» **INSTRUCTION**
Scan the material below for the string "location", and copy every line where it shows up.

» **LISTED ENTRIES**
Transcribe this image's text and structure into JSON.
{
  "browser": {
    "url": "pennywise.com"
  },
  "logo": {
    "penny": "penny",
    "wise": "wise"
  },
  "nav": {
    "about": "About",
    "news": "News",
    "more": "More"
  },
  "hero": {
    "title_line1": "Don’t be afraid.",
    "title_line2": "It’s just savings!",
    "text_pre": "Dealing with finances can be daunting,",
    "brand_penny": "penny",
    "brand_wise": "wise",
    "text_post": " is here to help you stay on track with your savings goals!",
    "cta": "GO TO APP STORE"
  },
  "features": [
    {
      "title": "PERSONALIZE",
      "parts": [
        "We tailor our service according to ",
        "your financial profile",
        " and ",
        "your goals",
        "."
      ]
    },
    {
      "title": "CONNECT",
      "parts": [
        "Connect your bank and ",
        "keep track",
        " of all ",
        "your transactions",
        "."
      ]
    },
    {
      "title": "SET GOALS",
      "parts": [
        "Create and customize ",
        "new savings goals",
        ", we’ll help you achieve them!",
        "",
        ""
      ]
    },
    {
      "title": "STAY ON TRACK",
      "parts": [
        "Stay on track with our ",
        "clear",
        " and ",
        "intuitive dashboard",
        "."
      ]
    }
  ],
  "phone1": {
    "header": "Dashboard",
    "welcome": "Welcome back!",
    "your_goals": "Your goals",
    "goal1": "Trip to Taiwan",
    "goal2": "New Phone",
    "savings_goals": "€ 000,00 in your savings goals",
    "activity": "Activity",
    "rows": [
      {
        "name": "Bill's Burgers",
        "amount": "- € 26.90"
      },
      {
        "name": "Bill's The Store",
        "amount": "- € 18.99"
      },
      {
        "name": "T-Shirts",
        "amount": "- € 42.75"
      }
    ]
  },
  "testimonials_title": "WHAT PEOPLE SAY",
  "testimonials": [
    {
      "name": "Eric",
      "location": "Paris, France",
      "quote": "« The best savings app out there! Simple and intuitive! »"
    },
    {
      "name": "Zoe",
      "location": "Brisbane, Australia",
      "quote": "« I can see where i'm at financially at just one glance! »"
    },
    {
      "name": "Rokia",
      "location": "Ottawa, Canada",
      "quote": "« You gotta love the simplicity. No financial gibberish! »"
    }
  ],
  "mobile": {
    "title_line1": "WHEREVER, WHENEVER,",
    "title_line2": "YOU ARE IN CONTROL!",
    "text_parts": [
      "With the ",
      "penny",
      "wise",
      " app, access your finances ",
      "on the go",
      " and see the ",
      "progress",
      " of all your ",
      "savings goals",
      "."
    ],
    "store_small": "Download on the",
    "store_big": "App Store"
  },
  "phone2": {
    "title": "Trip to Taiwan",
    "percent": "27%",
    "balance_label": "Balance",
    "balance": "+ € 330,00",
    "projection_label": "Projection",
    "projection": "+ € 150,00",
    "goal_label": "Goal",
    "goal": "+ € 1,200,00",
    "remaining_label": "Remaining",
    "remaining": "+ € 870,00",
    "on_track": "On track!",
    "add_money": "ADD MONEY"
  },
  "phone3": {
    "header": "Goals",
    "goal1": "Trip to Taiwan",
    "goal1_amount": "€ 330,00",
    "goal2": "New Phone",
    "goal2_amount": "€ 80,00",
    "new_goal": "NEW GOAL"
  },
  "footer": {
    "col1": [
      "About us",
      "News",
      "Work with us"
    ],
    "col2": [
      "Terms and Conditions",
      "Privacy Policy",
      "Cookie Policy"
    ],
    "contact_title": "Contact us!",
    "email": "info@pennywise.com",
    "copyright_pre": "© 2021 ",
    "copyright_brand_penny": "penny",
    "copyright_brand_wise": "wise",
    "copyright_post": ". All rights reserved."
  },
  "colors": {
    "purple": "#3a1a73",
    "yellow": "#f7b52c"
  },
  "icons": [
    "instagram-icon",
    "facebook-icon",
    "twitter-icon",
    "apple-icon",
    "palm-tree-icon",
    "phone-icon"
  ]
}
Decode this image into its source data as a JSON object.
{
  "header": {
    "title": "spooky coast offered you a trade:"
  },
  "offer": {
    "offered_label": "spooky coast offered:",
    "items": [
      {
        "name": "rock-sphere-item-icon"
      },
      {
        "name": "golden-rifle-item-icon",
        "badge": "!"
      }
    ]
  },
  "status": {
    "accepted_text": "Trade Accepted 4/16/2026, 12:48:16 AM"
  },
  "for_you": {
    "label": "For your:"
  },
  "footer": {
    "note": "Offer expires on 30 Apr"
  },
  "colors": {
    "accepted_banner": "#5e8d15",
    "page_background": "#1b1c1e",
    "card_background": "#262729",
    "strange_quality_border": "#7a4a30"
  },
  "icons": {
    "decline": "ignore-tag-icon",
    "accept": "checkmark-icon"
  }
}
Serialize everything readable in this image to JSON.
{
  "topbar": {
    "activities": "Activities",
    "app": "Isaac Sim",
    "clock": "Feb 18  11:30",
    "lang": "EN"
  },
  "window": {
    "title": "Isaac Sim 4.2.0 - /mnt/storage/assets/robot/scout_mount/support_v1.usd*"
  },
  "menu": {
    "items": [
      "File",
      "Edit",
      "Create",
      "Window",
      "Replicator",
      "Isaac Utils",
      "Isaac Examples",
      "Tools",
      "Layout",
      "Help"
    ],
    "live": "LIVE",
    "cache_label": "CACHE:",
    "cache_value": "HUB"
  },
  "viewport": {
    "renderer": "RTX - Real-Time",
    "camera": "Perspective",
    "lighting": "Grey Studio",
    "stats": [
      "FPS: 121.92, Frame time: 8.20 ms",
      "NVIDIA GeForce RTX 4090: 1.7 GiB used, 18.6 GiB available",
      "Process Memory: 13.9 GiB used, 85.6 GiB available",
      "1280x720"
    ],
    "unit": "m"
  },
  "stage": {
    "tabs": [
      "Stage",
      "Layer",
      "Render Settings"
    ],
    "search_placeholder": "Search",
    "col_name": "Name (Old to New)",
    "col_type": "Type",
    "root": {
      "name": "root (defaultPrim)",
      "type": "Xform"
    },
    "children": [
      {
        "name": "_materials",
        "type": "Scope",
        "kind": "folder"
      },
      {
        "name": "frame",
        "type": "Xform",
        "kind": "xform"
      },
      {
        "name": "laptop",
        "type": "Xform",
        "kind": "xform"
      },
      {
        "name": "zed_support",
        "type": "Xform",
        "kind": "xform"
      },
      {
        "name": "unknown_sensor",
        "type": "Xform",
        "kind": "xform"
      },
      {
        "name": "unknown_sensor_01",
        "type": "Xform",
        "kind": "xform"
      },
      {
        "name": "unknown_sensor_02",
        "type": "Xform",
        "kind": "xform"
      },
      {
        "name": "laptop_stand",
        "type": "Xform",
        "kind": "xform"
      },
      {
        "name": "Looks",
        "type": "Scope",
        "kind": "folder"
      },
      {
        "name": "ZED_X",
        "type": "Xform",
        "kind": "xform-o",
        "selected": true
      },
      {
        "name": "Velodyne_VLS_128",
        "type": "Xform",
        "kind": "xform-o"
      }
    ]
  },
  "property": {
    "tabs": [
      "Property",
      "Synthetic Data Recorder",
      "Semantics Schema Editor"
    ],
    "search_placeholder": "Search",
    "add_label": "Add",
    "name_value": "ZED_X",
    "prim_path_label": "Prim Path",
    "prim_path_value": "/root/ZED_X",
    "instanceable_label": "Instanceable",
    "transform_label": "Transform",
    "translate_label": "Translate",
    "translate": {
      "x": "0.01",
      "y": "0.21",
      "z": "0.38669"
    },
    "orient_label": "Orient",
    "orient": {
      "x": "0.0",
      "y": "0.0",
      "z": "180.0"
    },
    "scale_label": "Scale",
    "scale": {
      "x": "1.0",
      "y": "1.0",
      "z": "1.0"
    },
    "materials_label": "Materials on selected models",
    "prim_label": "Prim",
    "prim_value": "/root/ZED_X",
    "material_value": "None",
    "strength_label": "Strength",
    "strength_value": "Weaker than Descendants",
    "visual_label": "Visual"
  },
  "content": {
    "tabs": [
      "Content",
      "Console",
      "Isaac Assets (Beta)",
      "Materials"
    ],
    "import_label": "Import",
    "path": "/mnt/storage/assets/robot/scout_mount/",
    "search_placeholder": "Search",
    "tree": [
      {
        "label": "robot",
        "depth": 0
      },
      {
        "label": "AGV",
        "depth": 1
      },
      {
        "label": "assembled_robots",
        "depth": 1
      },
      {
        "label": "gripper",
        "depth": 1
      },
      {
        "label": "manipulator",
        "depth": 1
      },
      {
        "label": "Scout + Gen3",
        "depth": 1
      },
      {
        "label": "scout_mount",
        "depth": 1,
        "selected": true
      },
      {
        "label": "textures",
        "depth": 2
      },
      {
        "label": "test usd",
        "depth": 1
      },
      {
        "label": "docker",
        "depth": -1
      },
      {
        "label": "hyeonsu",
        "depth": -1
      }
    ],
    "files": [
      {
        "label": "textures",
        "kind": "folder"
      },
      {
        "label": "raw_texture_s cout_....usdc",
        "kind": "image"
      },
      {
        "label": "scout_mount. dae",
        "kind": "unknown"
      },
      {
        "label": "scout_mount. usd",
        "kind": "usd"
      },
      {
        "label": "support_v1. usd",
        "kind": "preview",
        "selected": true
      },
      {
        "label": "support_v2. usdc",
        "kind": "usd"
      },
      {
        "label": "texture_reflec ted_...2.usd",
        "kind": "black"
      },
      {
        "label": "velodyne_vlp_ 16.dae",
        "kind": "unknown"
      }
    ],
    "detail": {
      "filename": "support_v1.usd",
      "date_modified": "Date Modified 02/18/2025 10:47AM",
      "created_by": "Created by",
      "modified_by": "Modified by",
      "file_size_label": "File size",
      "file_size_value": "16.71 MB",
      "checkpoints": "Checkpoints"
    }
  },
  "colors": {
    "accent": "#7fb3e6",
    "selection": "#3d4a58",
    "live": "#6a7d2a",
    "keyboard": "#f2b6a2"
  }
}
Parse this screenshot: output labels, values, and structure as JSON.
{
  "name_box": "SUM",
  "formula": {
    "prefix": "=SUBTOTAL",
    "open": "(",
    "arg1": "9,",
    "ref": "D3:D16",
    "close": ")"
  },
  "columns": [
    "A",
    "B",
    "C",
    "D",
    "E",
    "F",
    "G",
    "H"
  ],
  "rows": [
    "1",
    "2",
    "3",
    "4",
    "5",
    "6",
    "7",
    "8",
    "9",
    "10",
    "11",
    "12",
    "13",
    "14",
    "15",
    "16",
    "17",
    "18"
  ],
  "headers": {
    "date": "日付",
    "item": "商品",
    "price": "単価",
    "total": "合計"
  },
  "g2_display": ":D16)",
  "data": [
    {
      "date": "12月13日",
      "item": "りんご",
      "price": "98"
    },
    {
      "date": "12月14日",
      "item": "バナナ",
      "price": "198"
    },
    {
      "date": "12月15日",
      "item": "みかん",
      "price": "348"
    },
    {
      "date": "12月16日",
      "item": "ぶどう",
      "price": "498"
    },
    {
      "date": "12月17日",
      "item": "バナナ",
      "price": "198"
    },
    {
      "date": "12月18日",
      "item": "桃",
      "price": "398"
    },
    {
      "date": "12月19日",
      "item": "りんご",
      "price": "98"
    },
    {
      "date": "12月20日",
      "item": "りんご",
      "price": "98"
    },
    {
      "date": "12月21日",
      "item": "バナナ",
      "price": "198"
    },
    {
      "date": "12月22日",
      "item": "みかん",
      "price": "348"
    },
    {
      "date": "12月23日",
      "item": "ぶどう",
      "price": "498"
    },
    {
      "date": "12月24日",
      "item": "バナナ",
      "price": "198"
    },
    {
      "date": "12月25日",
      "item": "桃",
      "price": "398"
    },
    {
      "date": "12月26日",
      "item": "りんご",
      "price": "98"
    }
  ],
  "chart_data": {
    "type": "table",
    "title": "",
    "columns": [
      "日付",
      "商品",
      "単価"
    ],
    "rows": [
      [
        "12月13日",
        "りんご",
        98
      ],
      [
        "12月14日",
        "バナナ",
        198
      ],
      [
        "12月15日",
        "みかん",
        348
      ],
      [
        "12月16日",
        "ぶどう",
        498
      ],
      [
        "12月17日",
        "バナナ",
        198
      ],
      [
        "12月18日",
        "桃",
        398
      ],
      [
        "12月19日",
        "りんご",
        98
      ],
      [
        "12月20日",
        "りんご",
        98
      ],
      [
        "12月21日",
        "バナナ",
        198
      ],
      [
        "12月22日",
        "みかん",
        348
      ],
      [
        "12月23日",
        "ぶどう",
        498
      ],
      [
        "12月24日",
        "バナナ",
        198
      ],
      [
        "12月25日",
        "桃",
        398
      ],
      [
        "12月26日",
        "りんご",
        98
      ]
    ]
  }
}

» **FULL OUTPUT**
      "location": "Paris, France",
      "location": "Brisbane, Australia",
      "location": "Ottawa, Canada",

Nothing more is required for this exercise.